## AIM OF THE TASK
Copy every entry exactly as given, minus the images.

## DATA EXTRACT
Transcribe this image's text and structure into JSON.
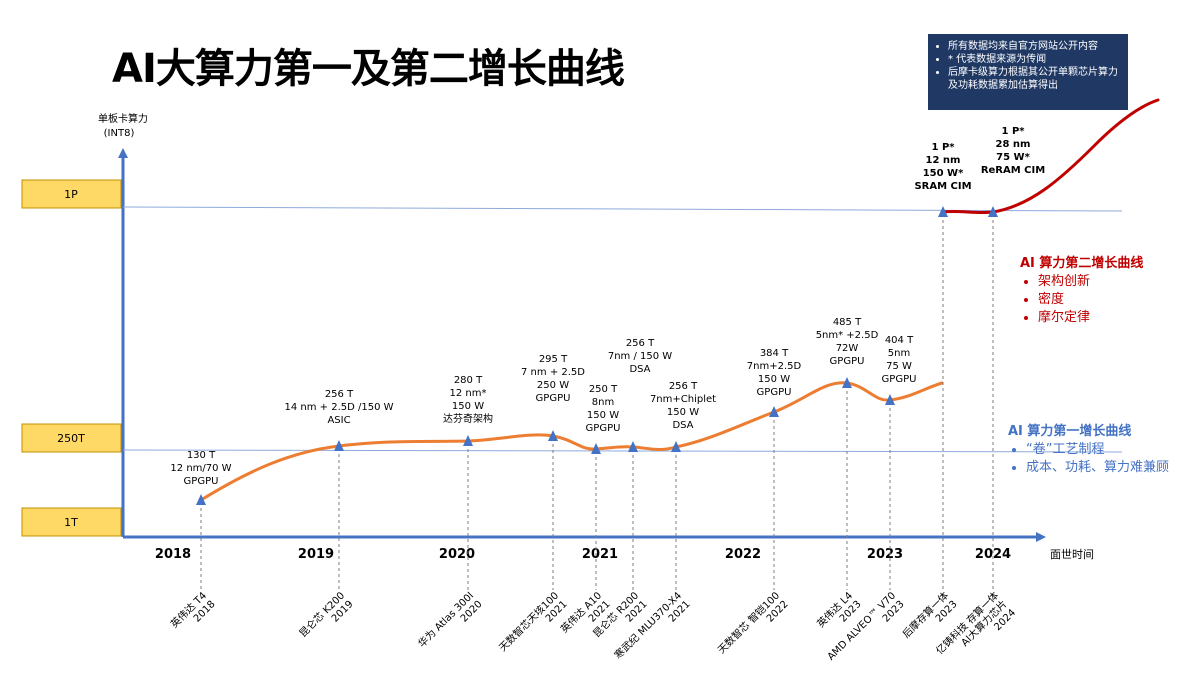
{
  "title": "AI大算力第一及第二增长曲线",
  "note": {
    "items": [
      "所有数据均来自官方网站公开内容",
      "* 代表数据来源为传闻",
      "后摩卡级算力根据其公开单颗芯片算力及功耗数据累加估算得出"
    ]
  },
  "legend_second": {
    "heading": "AI 算力第二增长曲线",
    "items": [
      "架构创新",
      "密度",
      "摩尔定律"
    ]
  },
  "legend_first": {
    "heading": "AI 算力第一增长曲线",
    "items": [
      "“卷”工艺制程",
      "成本、功耗、算力难兼顾"
    ]
  },
  "colors": {
    "first_curve": "#ed7d31",
    "second_curve": "#c00000",
    "axis": "#4472c4",
    "note_bg": "#1f3864",
    "level_box": "#ffd966"
  },
  "chart_data": {
    "type": "line",
    "ylabel": [
      "单板卡算力",
      "(INT8)"
    ],
    "xlabel": "面世时间",
    "years": [
      "2018",
      "2019",
      "2020",
      "2021",
      "2022",
      "2023",
      "2024"
    ],
    "y_levels": [
      "1P",
      "250T",
      "1T"
    ],
    "points": [
      {
        "label": [
          "130 T",
          "12 nm/70 W",
          "GPGPU"
        ],
        "product": [
          "英伟达 T4",
          "2018"
        ],
        "series": "first"
      },
      {
        "label": [
          "256 T",
          "14 nm + 2.5D /150 W",
          "ASIC"
        ],
        "product": [
          "昆仑芯 K200",
          "2019"
        ],
        "series": "first"
      },
      {
        "label": [
          "280 T",
          "12 nm*",
          "150 W",
          "达芬奇架构"
        ],
        "product": [
          "华为 Atlas 300I",
          "2020"
        ],
        "series": "first"
      },
      {
        "label": [
          "295 T",
          "7 nm + 2.5D",
          "250 W",
          "GPGPU"
        ],
        "product": [
          "天数智芯天垓100",
          "2021"
        ],
        "series": "first"
      },
      {
        "label": [
          "250 T",
          "8nm",
          "150 W",
          "GPGPU"
        ],
        "product": [
          "英伟达 A10",
          "2021"
        ],
        "series": "first"
      },
      {
        "label": [
          "256 T",
          "7nm / 150 W",
          "DSA"
        ],
        "product": [
          "昆仑芯 R200",
          "2021"
        ],
        "series": "first"
      },
      {
        "label": [
          "256 T",
          "7nm+Chiplet",
          "150 W",
          "DSA"
        ],
        "product": [
          "寒武纪 MLU370-X4",
          "2021"
        ],
        "series": "first"
      },
      {
        "label": [
          "384 T",
          "7nm+2.5D",
          "150 W",
          "GPGPU"
        ],
        "product": [
          "天数智芯 智铠100",
          "2022"
        ],
        "series": "first"
      },
      {
        "label": [
          "485 T",
          "5nm* +2.5D",
          "72W",
          "GPGPU"
        ],
        "product": [
          "英伟达 L4",
          "2023"
        ],
        "series": "first"
      },
      {
        "label": [
          "404 T",
          "5nm",
          "75 W",
          "GPGPU"
        ],
        "product": [
          "AMD ALVEO™ V70",
          "2023"
        ],
        "series": "first"
      },
      {
        "label": [
          "1 P*",
          "12 nm",
          "150 W*",
          "SRAM CIM"
        ],
        "product": [
          "后摩存算一体",
          "2023"
        ],
        "series": "second"
      },
      {
        "label": [
          "1 P*",
          "28 nm",
          "75 W*",
          "ReRAM CIM"
        ],
        "product": [
          "亿铸科技 存算一体",
          "AI大算力芯片",
          "2024"
        ],
        "series": "second"
      }
    ]
  }
}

## EXERCISE ANSWER
Transcribe this image's text and structure into JSON.
{
  "title": "AI大算力第一及第二增长曲线",
  "note": {
    "items": [
      "所有数据均来自官方网站公开内容",
      "* 代表数据来源为传闻",
      "后摩卡级算力根据其公开单颗芯片算力及功耗数据累加估算得出"
    ]
  },
  "legend_second": {
    "heading": "AI 算力第二增长曲线",
    "items": [
      "架构创新",
      "密度",
      "摩尔定律"
    ]
  },
  "legend_first": {
    "heading": "AI 算力第一增长曲线",
    "items": [
      "“卷”工艺制程",
      "成本、功耗、算力难兼顾"
    ]
  },
  "colors": {
    "first_curve": "#ed7d31",
    "second_curve": "#c00000",
    "axis": "#4472c4",
    "note_bg": "#1f3864",
    "level_box": "#ffd966"
  },
  "chart_data": {
    "type": "line",
    "ylabel": [
      "单板卡算力",
      "(INT8)"
    ],
    "xlabel": "面世时间",
    "years": [
      "2018",
      "2019",
      "2020",
      "2021",
      "2022",
      "2023",
      "2024"
    ],
    "y_levels": [
      "1P",
      "250T",
      "1T"
    ],
    "points": [
      {
        "label": [
          "130 T",
          "12 nm/70 W",
          "GPGPU"
        ],
        "product": [
          "英伟达 T4",
          "2018"
        ],
        "series": "first"
      },
      {
        "label": [
          "256 T",
          "14 nm + 2.5D /150 W",
          "ASIC"
        ],
        "product": [
          "昆仑芯 K200",
          "2019"
        ],
        "series": "first"
      },
      {
        "label": [
          "280 T",
          "12 nm*",
          "150 W",
          "达芬奇架构"
        ],
        "product": [
          "华为 Atlas 300I",
          "2020"
        ],
        "series": "first"
      },
      {
        "label": [
          "295 T",
          "7 nm + 2.5D",
          "250 W",
          "GPGPU"
        ],
        "product": [
          "天数智芯天垓100",
          "2021"
        ],
        "series": "first"
      },
      {
        "label": [
          "250 T",
          "8nm",
          "150 W",
          "GPGPU"
        ],
        "product": [
          "英伟达 A10",
          "2021"
        ],
        "series": "first"
      },
      {
        "label": [
          "256 T",
          "7nm / 150 W",
          "DSA"
        ],
        "product": [
          "昆仑芯 R200",
          "2021"
        ],
        "series": "first"
      },
      {
        "label": [
          "256 T",
          "7nm+Chiplet",
          "150 W",
          "DSA"
        ],
        "product": [
          "寒武纪 MLU370-X4",
          "2021"
        ],
        "series": "first"
      },
      {
        "label": [
          "384 T",
          "7nm+2.5D",
          "150 W",
          "GPGPU"
        ],
        "product": [
          "天数智芯 智铠100",
          "2022"
        ],
        "series": "first"
      },
      {
        "label": [
          "485 T",
          "5nm* +2.5D",
          "72W",
          "GPGPU"
        ],
        "product": [
          "英伟达 L4",
          "2023"
        ],
        "series": "first"
      },
      {
        "label": [
          "404 T",
          "5nm",
          "75 W",
          "GPGPU"
        ],
        "product": [
          "AMD ALVEO™ V70",
          "2023"
        ],
        "series": "first"
      },
      {
        "label": [
          "1 P*",
          "12 nm",
          "150 W*",
          "SRAM CIM"
        ],
        "product": [
          "后摩存算一体",
          "2023"
        ],
        "series": "second"
      },
      {
        "label": [
          "1 P*",
          "28 nm",
          "75 W*",
          "ReRAM CIM"
        ],
        "product": [
          "亿铸科技 存算一体",
          "AI大算力芯片",
          "2024"
        ],
        "series": "second"
      }
    ]
  }
}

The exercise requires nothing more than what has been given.